EXERCISE DETAILS:
Locate each line with the string "JSON" in the listing below and copy it.

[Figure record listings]
════════

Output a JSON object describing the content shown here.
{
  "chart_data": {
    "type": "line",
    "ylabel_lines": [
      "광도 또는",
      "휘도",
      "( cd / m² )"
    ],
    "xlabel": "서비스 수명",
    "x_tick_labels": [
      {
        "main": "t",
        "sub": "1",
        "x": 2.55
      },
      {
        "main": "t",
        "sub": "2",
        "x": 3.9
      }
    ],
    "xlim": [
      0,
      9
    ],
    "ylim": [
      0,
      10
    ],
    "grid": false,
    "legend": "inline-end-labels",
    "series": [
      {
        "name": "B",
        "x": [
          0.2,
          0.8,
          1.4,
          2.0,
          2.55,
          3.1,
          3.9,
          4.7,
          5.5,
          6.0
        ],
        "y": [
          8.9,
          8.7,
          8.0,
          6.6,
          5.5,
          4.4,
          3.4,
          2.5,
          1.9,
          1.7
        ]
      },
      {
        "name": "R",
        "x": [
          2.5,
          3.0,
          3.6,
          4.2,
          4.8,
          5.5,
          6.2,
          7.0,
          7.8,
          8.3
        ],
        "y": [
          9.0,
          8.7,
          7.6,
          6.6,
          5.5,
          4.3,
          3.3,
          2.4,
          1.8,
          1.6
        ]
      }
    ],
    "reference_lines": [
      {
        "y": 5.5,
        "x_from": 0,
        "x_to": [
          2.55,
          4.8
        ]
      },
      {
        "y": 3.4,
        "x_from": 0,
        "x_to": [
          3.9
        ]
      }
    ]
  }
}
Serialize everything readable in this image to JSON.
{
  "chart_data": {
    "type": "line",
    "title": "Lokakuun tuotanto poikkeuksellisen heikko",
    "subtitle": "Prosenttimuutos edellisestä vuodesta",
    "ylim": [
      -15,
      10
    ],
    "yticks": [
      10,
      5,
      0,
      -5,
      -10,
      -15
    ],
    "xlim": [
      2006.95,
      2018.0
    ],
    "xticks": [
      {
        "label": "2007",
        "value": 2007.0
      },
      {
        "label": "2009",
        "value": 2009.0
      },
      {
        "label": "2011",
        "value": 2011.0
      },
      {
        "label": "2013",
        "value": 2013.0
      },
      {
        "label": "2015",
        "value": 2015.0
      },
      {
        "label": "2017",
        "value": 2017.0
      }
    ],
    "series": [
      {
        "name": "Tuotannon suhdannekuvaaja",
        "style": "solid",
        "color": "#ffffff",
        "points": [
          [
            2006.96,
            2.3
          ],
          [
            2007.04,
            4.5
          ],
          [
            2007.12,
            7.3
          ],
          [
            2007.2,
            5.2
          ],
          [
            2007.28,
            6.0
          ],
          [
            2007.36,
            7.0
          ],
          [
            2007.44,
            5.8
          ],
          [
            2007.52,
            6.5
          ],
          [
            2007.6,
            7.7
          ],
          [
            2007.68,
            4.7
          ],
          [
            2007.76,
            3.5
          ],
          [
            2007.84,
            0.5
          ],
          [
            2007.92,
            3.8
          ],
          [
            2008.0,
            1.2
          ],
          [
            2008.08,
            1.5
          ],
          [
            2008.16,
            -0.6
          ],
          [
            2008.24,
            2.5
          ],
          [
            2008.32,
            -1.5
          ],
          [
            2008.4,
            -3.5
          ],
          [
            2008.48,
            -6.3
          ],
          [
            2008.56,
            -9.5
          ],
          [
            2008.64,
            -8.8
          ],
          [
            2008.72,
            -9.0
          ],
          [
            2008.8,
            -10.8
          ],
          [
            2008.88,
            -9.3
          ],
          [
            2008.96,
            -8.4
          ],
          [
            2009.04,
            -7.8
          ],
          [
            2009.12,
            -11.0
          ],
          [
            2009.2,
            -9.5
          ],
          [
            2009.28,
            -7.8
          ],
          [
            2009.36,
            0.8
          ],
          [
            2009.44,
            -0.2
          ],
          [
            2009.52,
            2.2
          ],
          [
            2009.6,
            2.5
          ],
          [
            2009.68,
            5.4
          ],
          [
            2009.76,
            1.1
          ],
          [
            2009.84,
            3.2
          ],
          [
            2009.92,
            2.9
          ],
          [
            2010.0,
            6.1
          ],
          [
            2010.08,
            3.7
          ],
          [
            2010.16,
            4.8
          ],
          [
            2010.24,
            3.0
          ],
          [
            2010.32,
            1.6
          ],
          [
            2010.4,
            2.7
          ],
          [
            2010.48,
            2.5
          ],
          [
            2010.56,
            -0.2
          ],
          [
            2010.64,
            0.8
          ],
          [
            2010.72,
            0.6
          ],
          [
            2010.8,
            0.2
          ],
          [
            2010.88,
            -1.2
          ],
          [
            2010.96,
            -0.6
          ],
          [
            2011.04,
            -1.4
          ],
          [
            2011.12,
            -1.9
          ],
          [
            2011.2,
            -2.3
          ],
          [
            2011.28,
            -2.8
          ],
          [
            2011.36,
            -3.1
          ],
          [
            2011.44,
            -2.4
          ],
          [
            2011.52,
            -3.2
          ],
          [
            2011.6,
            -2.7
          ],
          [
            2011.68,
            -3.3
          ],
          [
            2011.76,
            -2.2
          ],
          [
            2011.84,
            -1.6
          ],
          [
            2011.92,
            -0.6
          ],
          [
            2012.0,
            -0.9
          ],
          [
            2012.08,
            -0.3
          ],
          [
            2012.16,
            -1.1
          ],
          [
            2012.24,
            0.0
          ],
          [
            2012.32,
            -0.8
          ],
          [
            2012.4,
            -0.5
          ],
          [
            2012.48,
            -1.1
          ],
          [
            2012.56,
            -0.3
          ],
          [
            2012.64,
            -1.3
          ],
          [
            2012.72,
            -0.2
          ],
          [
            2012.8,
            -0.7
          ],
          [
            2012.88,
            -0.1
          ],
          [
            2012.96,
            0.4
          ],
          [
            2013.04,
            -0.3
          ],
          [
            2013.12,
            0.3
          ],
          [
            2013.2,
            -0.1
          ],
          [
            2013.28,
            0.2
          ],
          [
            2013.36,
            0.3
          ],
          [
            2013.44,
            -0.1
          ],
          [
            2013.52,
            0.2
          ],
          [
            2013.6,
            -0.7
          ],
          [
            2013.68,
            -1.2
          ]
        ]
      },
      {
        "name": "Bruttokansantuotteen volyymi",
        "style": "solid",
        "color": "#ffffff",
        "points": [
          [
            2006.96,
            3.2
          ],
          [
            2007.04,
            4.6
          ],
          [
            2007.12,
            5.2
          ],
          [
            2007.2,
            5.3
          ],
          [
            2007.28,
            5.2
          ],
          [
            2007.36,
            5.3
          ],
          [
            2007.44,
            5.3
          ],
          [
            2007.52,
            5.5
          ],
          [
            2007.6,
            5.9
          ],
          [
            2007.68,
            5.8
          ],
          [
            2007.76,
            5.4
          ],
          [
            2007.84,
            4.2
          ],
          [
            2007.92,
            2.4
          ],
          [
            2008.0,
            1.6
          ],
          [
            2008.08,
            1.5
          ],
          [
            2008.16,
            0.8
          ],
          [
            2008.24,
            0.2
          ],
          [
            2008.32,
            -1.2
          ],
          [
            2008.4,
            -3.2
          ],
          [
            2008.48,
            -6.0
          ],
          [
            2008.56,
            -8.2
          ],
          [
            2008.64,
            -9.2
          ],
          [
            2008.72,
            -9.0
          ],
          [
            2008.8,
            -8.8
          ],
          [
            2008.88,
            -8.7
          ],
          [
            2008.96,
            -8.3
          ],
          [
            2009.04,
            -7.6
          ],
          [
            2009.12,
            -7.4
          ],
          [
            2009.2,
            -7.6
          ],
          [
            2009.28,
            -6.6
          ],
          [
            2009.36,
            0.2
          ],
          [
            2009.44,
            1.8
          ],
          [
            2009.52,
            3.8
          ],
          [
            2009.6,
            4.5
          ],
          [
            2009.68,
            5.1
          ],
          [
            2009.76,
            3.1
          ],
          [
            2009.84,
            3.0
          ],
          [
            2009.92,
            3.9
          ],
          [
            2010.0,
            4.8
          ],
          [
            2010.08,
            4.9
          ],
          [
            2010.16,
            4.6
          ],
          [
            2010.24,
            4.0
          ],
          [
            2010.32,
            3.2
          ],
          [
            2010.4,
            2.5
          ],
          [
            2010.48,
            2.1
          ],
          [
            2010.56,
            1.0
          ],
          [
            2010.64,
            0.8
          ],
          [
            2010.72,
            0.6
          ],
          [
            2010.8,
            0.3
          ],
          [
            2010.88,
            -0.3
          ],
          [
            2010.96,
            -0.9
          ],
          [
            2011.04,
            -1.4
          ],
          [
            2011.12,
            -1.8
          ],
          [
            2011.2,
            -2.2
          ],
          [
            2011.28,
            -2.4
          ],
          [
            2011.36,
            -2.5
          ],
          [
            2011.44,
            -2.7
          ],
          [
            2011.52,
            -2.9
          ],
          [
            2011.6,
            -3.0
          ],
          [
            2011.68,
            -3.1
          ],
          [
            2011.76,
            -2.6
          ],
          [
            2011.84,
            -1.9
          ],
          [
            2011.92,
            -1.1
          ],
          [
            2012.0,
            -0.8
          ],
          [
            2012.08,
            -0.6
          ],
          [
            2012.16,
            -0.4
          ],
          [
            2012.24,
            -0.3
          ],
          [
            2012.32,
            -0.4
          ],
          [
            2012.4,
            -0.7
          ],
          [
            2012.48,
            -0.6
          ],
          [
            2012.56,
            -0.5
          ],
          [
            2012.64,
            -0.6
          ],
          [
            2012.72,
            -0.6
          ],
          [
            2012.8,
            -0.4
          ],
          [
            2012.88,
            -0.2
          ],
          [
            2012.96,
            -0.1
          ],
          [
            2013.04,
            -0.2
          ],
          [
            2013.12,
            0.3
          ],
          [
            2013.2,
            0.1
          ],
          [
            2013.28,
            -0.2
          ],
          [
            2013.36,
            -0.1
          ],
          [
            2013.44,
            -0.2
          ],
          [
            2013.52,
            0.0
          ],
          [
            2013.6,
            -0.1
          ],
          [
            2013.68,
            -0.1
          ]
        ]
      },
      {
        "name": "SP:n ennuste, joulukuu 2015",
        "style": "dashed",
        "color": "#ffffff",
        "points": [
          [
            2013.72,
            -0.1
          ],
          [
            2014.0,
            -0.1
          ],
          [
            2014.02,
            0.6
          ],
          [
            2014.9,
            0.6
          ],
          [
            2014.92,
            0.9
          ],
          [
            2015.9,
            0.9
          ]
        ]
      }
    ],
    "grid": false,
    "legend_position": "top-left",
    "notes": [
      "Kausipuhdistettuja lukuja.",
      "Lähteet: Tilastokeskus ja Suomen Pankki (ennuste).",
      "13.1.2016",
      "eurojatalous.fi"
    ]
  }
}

════════

WRITTEN ANSWER:
Output a JSON object describing the content shown here.
Serialize everything readable in this image to JSON.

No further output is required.